↓↓↓
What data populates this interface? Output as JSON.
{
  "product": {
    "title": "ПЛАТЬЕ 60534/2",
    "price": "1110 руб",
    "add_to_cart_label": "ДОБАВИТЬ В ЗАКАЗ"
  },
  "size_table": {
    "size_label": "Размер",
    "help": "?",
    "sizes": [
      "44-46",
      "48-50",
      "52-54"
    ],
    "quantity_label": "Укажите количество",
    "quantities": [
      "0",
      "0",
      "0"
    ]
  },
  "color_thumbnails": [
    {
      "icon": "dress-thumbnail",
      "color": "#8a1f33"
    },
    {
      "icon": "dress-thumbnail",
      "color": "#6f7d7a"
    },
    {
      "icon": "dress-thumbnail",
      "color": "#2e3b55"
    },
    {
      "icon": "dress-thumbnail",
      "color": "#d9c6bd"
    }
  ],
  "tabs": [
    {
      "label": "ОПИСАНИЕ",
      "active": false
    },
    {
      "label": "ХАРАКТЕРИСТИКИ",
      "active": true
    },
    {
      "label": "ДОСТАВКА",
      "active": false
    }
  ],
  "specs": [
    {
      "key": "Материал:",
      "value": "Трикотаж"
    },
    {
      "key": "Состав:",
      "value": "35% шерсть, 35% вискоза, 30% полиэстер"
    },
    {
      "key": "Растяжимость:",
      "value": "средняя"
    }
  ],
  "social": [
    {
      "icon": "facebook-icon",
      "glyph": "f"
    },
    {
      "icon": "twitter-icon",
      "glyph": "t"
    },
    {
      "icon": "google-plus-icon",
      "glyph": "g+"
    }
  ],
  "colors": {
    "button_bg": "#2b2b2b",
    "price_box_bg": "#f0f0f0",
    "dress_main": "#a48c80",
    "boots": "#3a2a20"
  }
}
↑↑↑
Output the data above exactly, please, line for line.

=== FINAL ANSWER ===
What data populates this interface? Output as JSON.
{
  "product": {
    "title": "ПЛАТЬЕ 60534/2",
    "price": "1110 руб",
    "add_to_cart_label": "ДОБАВИТЬ В ЗАКАЗ"
  },
  "size_table": {
    "size_label": "Размер",
    "help": "?",
    "sizes": [
      "44-46",
      "48-50",
      "52-54"
    ],
    "quantity_label": "Укажите количество",
    "quantities": [
      "0",
      "0",
      "0"
    ]
  },
  "color_thumbnails": [
    {
      "icon": "dress-thumbnail",
      "color": "#8a1f33"
    },
    {
      "icon": "dress-thumbnail",
      "color": "#6f7d7a"
    },
    {
      "icon": "dress-thumbnail",
      "color": "#2e3b55"
    },
    {
      "icon": "dress-thumbnail",
      "color": "#d9c6bd"
    }
  ],
  "tabs": [
    {
      "label": "ОПИСАНИЕ",
      "active": false
    },
    {
      "label": "ХАРАКТЕРИСТИКИ",
      "active": true
    },
    {
      "label": "ДОСТАВКА",
      "active": false
    }
  ],
  "specs": [
    {
      "key": "Материал:",
      "value": "Трикотаж"
    },
    {
      "key": "Состав:",
      "value": "35% шерсть, 35% вискоза, 30% полиэстер"
    },
    {
      "key": "Растяжимость:",
      "value": "средняя"
    }
  ],
  "social": [
    {
      "icon": "facebook-icon",
      "glyph": "f"
    },
    {
      "icon": "twitter-icon",
      "glyph": "t"
    },
    {
      "icon": "google-plus-icon",
      "glyph": "g+"
    }
  ],
  "colors": {
    "button_bg": "#2b2b2b",
    "price_box_bg": "#f0f0f0",
    "dress_main": "#a48c80",
    "boots": "#3a2a20"
  }
}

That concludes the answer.